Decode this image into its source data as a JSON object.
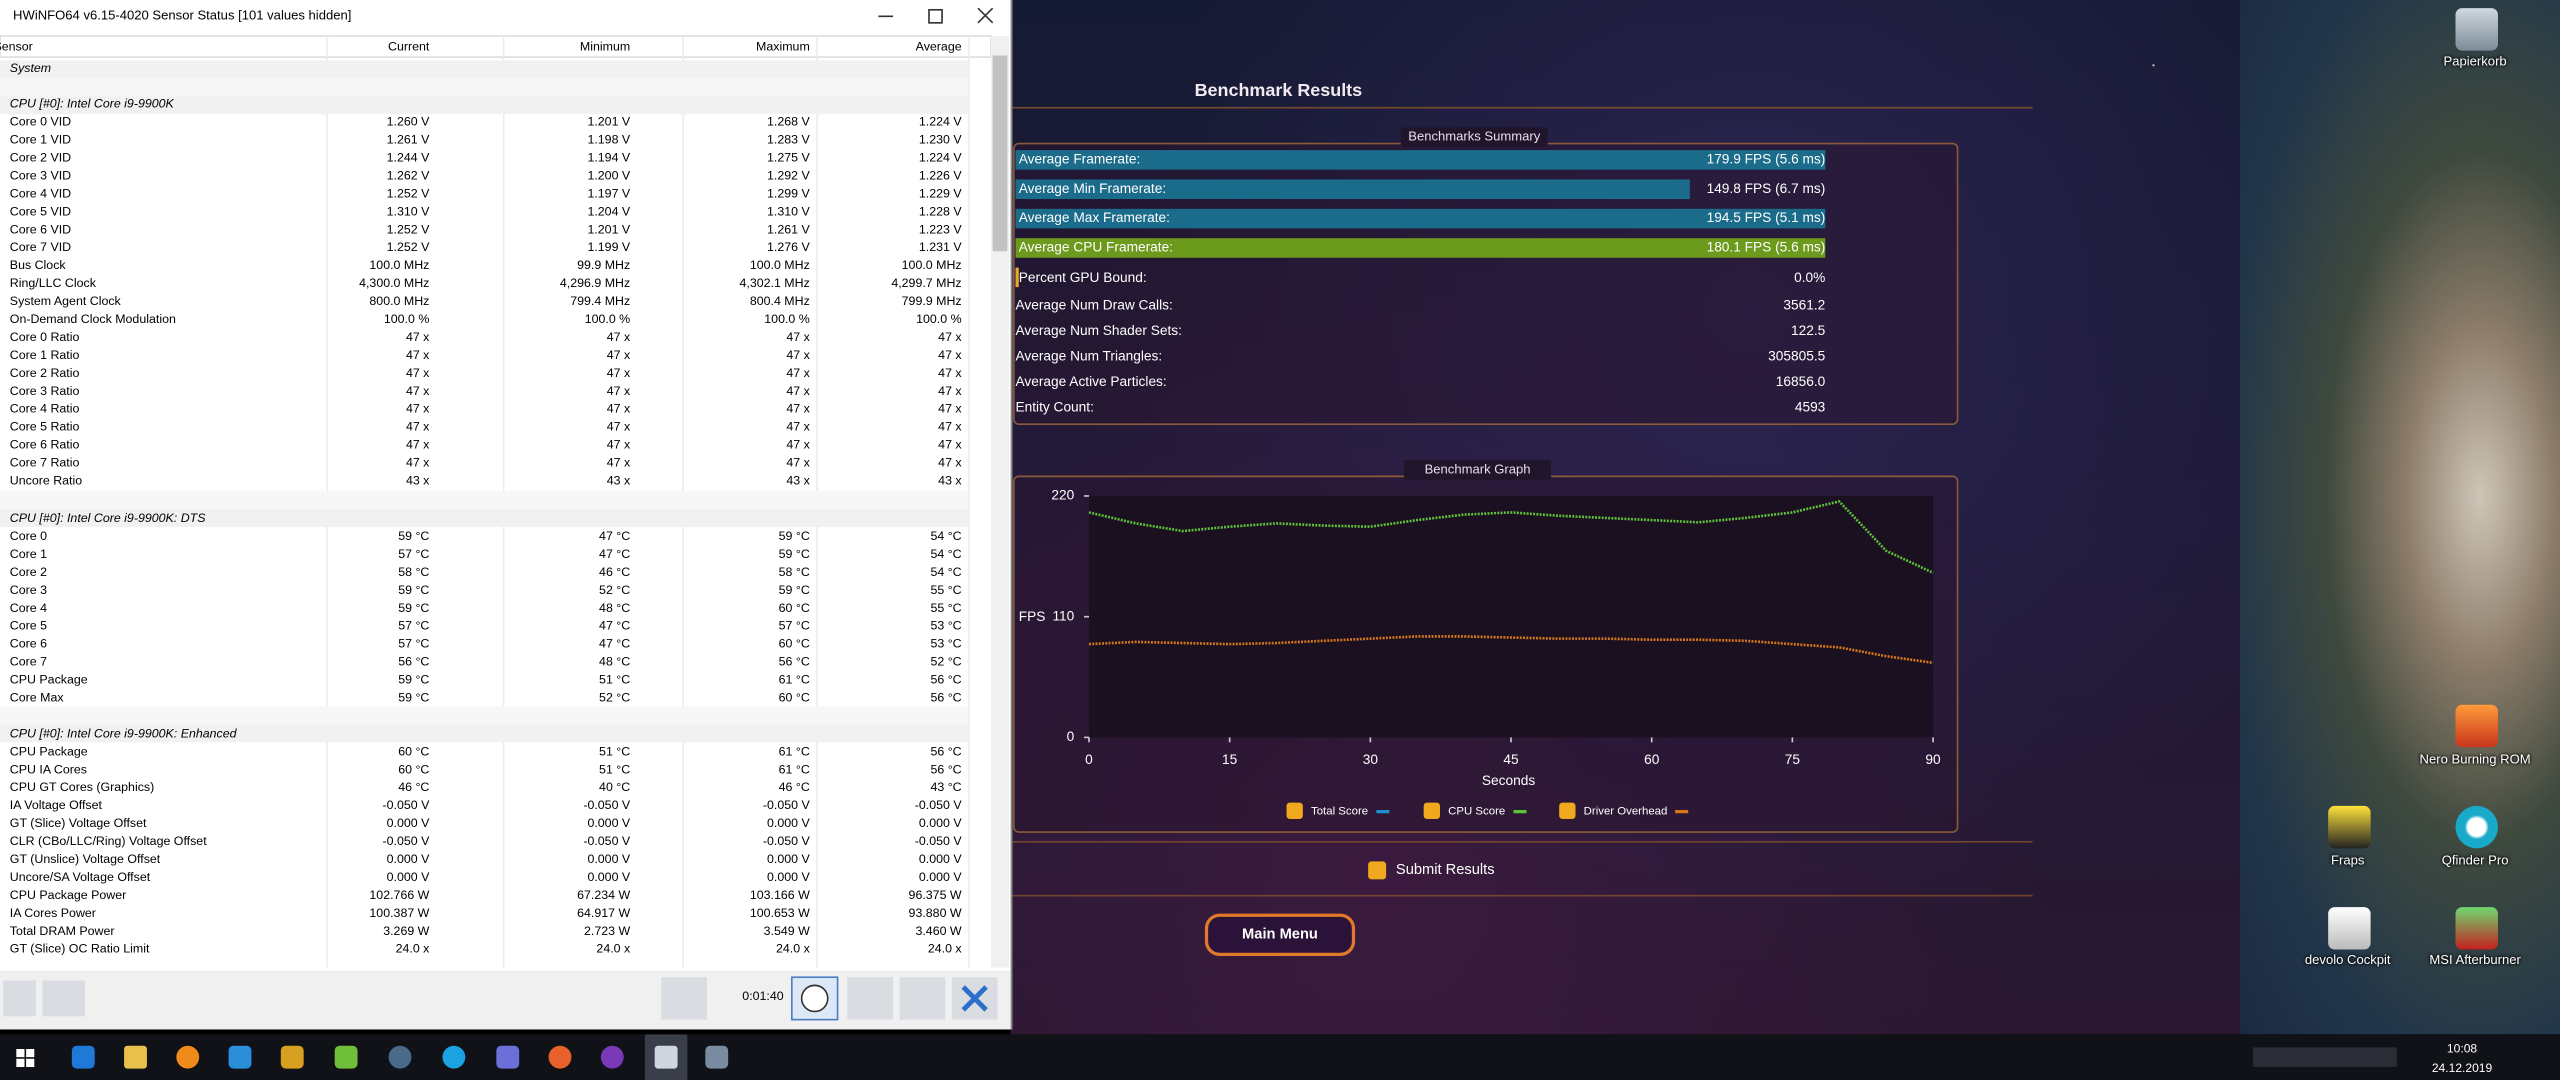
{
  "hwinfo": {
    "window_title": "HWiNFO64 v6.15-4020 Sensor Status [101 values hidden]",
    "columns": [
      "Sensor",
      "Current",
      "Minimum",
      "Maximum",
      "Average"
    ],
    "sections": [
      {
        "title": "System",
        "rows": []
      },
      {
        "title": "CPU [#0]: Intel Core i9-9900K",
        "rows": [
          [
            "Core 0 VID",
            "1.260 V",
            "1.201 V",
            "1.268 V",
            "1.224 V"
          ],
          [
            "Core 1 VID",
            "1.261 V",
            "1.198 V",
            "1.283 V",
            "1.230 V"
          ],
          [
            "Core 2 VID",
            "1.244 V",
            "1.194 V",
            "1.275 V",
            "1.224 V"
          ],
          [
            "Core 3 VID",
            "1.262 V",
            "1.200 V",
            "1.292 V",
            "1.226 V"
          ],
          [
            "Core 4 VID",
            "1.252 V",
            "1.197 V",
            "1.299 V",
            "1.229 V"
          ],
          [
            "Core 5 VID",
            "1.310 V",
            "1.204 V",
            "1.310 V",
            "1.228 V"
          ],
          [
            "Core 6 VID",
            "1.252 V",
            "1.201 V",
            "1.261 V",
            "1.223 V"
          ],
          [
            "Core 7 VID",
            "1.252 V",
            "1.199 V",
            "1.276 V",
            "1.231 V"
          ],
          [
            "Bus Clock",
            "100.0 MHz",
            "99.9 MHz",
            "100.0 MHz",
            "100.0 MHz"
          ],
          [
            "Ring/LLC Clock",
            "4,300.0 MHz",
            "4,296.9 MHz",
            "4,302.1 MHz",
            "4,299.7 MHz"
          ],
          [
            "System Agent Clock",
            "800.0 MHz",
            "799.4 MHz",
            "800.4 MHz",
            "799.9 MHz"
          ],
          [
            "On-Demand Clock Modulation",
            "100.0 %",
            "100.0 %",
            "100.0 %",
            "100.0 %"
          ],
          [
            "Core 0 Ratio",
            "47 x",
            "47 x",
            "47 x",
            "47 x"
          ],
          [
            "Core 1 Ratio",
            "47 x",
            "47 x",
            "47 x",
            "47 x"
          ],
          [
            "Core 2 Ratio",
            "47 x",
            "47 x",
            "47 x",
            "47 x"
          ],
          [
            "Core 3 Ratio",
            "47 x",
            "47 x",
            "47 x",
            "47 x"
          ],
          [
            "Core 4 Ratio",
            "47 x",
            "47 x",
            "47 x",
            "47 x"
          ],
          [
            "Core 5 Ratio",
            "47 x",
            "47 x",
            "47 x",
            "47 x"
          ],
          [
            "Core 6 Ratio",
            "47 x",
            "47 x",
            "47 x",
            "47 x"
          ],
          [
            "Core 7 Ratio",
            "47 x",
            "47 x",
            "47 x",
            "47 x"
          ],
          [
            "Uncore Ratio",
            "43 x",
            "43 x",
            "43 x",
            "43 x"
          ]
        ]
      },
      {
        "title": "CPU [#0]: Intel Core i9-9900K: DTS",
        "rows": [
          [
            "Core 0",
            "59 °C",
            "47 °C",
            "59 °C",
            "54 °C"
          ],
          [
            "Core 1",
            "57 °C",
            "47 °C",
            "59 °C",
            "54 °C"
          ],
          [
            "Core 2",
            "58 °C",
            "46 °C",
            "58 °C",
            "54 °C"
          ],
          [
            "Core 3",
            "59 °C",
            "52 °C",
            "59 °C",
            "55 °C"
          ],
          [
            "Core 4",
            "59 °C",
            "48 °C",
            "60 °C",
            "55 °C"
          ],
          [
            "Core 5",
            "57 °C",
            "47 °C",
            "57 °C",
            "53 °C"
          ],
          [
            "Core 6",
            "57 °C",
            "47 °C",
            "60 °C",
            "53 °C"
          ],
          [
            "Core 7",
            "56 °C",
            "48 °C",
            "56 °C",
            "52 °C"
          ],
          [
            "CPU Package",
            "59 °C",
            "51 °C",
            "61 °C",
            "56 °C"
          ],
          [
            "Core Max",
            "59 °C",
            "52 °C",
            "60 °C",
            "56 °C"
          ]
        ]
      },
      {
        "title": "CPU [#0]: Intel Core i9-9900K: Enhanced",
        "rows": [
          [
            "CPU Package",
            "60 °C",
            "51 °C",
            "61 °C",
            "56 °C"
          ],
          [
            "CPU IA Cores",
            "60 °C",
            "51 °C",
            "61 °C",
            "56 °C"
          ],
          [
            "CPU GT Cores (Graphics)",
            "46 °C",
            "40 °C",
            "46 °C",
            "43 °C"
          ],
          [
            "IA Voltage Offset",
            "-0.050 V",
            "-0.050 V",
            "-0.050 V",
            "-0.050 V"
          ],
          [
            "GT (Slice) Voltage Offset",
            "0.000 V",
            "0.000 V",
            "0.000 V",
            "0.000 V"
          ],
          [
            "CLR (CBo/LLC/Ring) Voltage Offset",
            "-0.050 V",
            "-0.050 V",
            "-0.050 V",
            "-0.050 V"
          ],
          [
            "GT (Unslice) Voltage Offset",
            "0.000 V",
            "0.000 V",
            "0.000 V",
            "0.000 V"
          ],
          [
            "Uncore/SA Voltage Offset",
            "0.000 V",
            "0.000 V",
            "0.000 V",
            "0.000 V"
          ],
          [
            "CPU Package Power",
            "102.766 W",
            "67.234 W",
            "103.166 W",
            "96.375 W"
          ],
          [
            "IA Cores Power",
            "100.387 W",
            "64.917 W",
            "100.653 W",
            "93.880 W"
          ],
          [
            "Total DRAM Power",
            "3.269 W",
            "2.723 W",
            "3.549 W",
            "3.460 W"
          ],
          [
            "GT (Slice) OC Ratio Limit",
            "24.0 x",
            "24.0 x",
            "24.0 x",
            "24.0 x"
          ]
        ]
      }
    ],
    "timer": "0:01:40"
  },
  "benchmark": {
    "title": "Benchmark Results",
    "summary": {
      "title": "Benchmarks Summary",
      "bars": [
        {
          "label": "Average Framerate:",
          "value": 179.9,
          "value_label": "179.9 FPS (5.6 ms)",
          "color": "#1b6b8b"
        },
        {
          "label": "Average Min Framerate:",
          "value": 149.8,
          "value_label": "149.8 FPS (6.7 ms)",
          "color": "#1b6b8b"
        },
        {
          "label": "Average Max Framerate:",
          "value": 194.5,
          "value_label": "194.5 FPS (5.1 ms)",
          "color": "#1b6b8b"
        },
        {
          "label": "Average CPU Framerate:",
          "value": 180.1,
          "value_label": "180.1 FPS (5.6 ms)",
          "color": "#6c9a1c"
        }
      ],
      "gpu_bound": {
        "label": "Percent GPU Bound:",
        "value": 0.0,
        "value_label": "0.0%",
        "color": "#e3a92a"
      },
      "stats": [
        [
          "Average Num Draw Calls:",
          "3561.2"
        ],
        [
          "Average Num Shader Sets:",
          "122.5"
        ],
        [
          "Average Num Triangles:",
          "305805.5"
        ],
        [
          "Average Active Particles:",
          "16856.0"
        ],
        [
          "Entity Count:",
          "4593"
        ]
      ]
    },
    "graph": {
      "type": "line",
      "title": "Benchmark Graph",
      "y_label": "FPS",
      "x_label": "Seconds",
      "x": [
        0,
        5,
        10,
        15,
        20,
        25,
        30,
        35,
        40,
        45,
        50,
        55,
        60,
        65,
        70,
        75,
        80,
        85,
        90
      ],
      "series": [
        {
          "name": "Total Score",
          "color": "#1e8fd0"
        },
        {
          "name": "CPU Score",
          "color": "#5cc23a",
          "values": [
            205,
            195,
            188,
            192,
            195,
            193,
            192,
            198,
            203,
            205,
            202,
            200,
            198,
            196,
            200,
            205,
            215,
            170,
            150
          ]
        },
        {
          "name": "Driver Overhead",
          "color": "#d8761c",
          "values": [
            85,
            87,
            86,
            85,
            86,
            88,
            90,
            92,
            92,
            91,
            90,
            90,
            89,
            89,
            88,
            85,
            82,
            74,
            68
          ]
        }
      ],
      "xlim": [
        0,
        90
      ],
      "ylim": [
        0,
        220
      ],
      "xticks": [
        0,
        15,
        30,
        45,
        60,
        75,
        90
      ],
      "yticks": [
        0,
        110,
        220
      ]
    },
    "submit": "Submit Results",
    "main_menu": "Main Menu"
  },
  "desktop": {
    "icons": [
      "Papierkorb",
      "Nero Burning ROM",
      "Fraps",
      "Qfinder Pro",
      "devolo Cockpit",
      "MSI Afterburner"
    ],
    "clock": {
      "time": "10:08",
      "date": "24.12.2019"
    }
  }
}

= = = = = = =

Scan the material above for the string "color" and return the lines that hold it.

Task solution -
          "color": "#1b6b8b"
          "color": "#1b6b8b"
          "color": "#1b6b8b"
          "color": "#6c9a1c"
        "color": "#e3a92a"
          "color": "#1e8fd0"
          "color": "#5cc23a",
          "color": "#d8761c",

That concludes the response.